* _Extracted data entries_
----

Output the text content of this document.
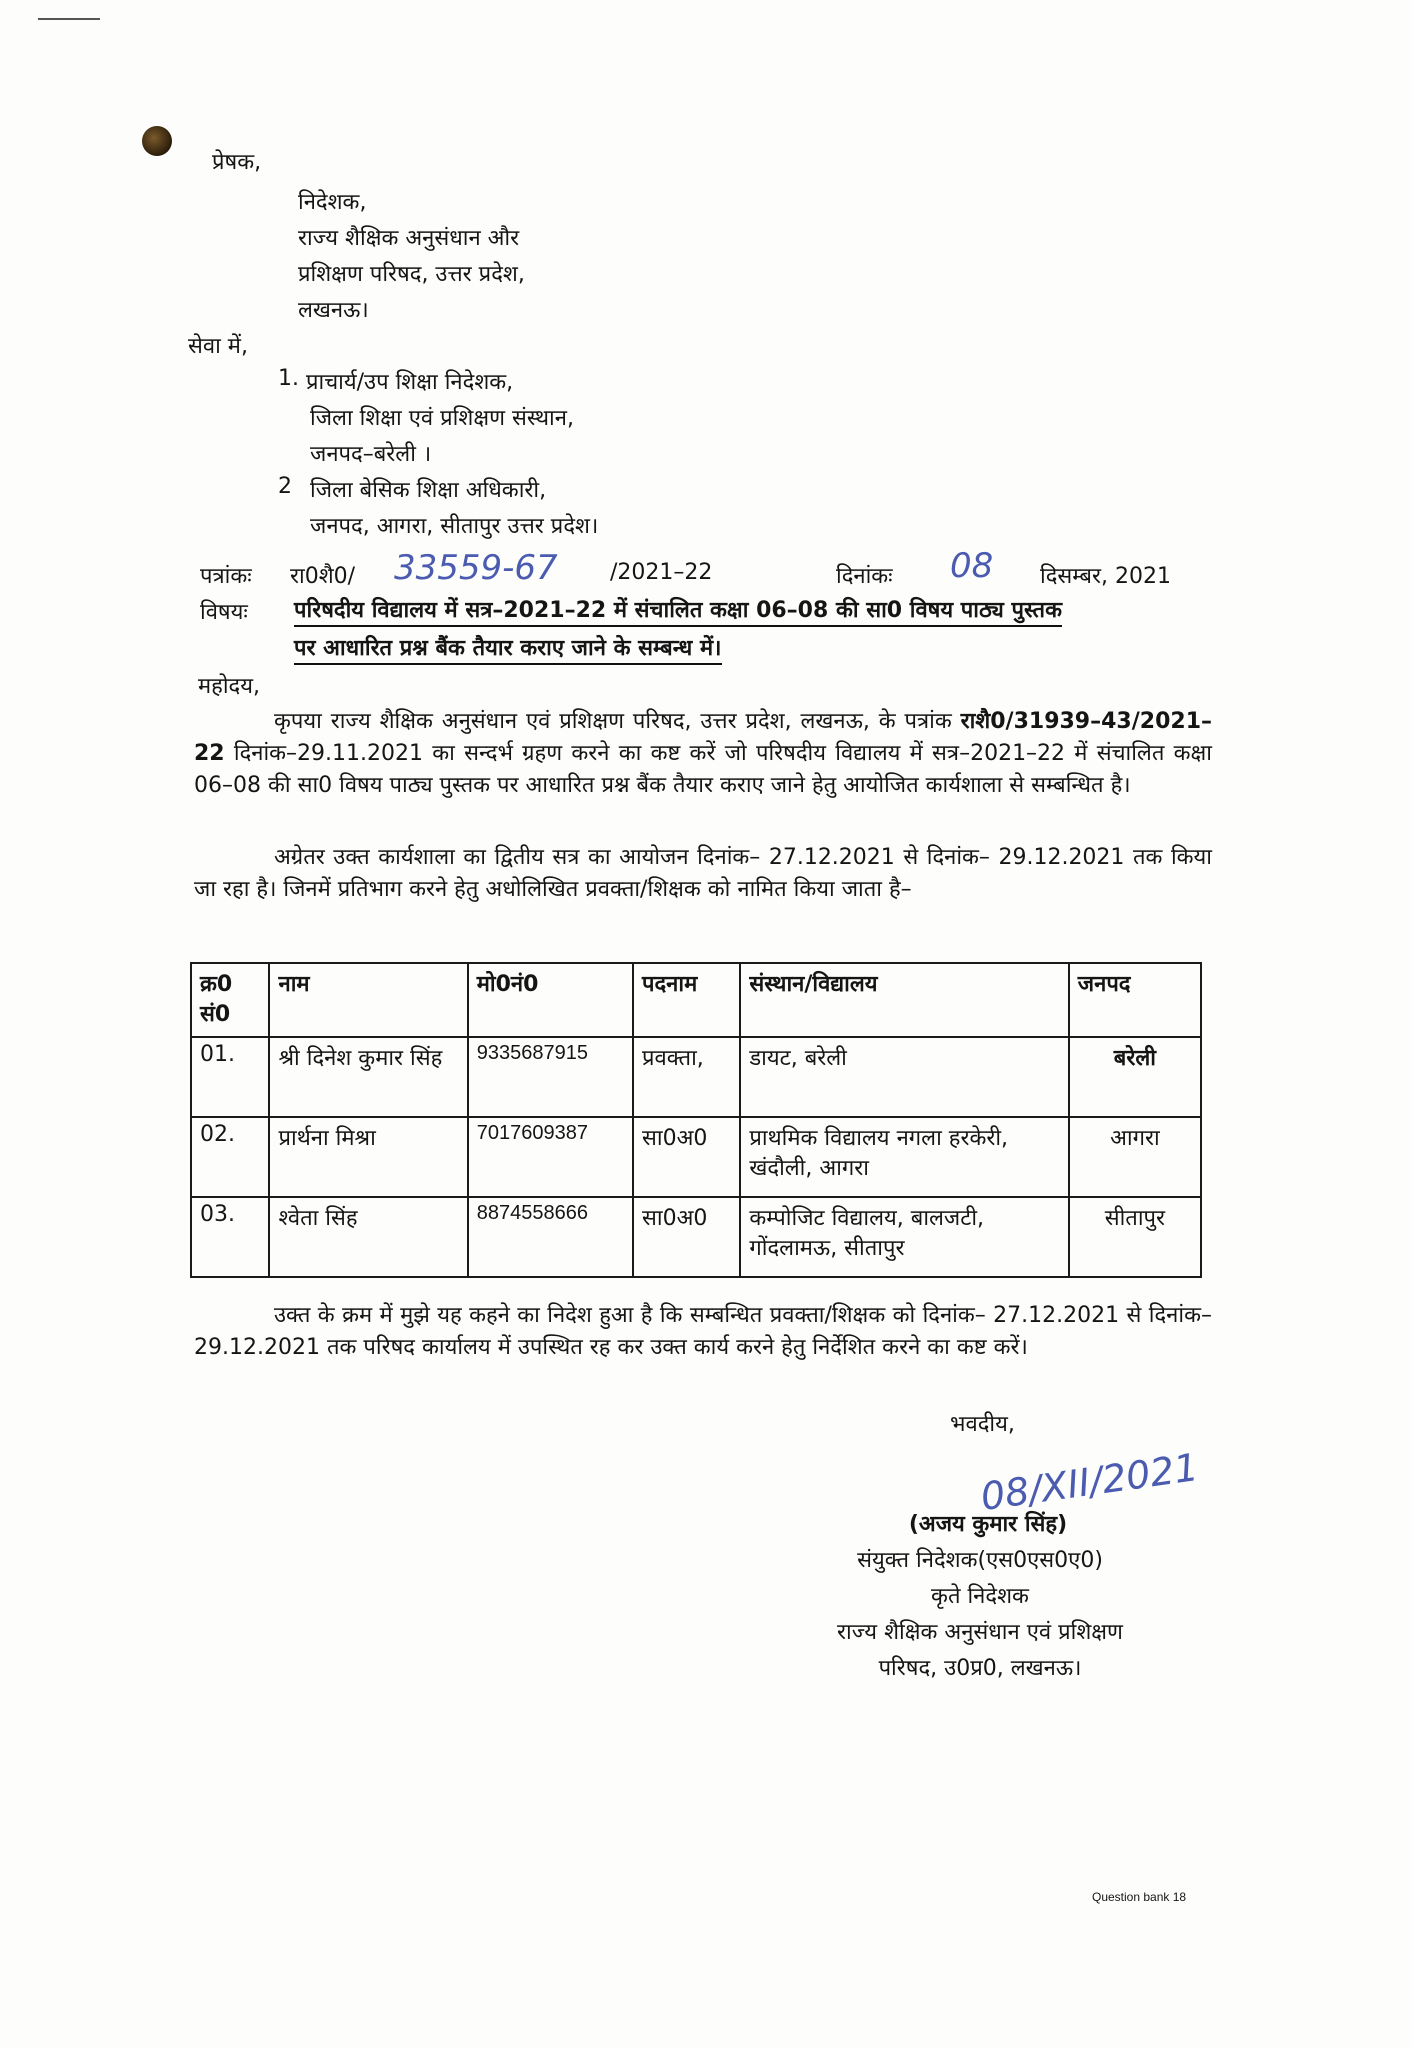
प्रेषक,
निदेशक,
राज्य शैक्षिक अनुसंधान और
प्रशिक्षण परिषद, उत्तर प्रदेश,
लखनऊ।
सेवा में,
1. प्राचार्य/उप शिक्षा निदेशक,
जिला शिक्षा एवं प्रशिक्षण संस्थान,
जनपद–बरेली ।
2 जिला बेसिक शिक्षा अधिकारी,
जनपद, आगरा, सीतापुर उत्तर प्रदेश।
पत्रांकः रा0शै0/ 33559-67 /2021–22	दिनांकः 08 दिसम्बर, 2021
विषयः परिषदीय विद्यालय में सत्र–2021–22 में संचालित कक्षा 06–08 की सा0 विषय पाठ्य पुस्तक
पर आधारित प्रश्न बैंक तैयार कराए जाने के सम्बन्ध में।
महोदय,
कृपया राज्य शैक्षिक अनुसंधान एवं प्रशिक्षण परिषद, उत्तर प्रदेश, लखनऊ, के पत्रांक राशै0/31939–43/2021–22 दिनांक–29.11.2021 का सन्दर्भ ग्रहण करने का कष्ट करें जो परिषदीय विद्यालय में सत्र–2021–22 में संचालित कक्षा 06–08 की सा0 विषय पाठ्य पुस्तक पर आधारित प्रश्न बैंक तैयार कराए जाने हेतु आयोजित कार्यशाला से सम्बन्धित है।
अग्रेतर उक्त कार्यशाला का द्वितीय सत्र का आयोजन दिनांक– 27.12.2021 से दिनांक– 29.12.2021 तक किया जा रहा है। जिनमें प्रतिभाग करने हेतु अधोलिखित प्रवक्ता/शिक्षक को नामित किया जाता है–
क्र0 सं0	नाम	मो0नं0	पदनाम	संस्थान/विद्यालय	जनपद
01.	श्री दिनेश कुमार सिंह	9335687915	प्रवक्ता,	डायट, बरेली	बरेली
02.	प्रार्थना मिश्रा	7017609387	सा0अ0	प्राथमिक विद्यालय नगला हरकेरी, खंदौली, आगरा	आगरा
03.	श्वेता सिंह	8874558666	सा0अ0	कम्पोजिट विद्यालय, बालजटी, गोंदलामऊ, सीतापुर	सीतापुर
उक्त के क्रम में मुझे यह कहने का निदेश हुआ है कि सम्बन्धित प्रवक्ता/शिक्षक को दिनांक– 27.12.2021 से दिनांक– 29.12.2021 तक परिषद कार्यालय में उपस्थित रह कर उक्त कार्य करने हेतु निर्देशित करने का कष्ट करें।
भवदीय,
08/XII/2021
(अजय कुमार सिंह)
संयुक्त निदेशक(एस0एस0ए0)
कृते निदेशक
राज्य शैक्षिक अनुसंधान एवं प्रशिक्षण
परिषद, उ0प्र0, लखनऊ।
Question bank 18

----

* _PROBLEM_
Quote all the records verbatim, dropping any pictures from your copy.

* _FINAL RESULT_
Output the text content of this document.
प्रेषक,
निदेशक,
राज्य शैक्षिक अनुसंधान और
प्रशिक्षण परिषद, उत्तर प्रदेश,
लखनऊ।
सेवा में,
1. प्राचार्य/उप शिक्षा निदेशक,
जिला शिक्षा एवं प्रशिक्षण संस्थान,
जनपद–बरेली ।
2 जिला बेसिक शिक्षा अधिकारी,
जनपद, आगरा, सीतापुर उत्तर प्रदेश।
पत्रांकः रा0शै0/ 33559-67 /2021–22	दिनांकः 08 दिसम्बर, 2021
विषयः परिषदीय विद्यालय में सत्र–2021–22 में संचालित कक्षा 06–08 की सा0 विषय पाठ्य पुस्तक
पर आधारित प्रश्न बैंक तैयार कराए जाने के सम्बन्ध में।
महोदय,
कृपया राज्य शैक्षिक अनुसंधान एवं प्रशिक्षण परिषद, उत्तर प्रदेश, लखनऊ, के पत्रांक राशै0/31939–43/2021–22 दिनांक–29.11.2021 का सन्दर्भ ग्रहण करने का कष्ट करें जो परिषदीय विद्यालय में सत्र–2021–22 में संचालित कक्षा 06–08 की सा0 विषय पाठ्य पुस्तक पर आधारित प्रश्न बैंक तैयार कराए जाने हेतु आयोजित कार्यशाला से सम्बन्धित है।
अग्रेतर उक्त कार्यशाला का द्वितीय सत्र का आयोजन दिनांक– 27.12.2021 से दिनांक– 29.12.2021 तक किया जा रहा है। जिनमें प्रतिभाग करने हेतु अधोलिखित प्रवक्ता/शिक्षक को नामित किया जाता है–
क्र0 सं0	नाम	मो0नं0	पदनाम	संस्थान/विद्यालय	जनपद
01.	श्री दिनेश कुमार सिंह	9335687915	प्रवक्ता,	डायट, बरेली	बरेली
02.	प्रार्थना मिश्रा	7017609387	सा0अ0	प्राथमिक विद्यालय नगला हरकेरी, खंदौली, आगरा	आगरा
03.	श्वेता सिंह	8874558666	सा0अ0	कम्पोजिट विद्यालय, बालजटी, गोंदलामऊ, सीतापुर	सीतापुर
उक्त के क्रम में मुझे यह कहने का निदेश हुआ है कि सम्बन्धित प्रवक्ता/शिक्षक को दिनांक– 27.12.2021 से दिनांक– 29.12.2021 तक परिषद कार्यालय में उपस्थित रह कर उक्त कार्य करने हेतु निर्देशित करने का कष्ट करें।
भवदीय,
08/XII/2021
(अजय कुमार सिंह)
संयुक्त निदेशक(एस0एस0ए0)
कृते निदेशक
राज्य शैक्षिक अनुसंधान एवं प्रशिक्षण
परिषद, उ0प्र0, लखनऊ।
Question bank 18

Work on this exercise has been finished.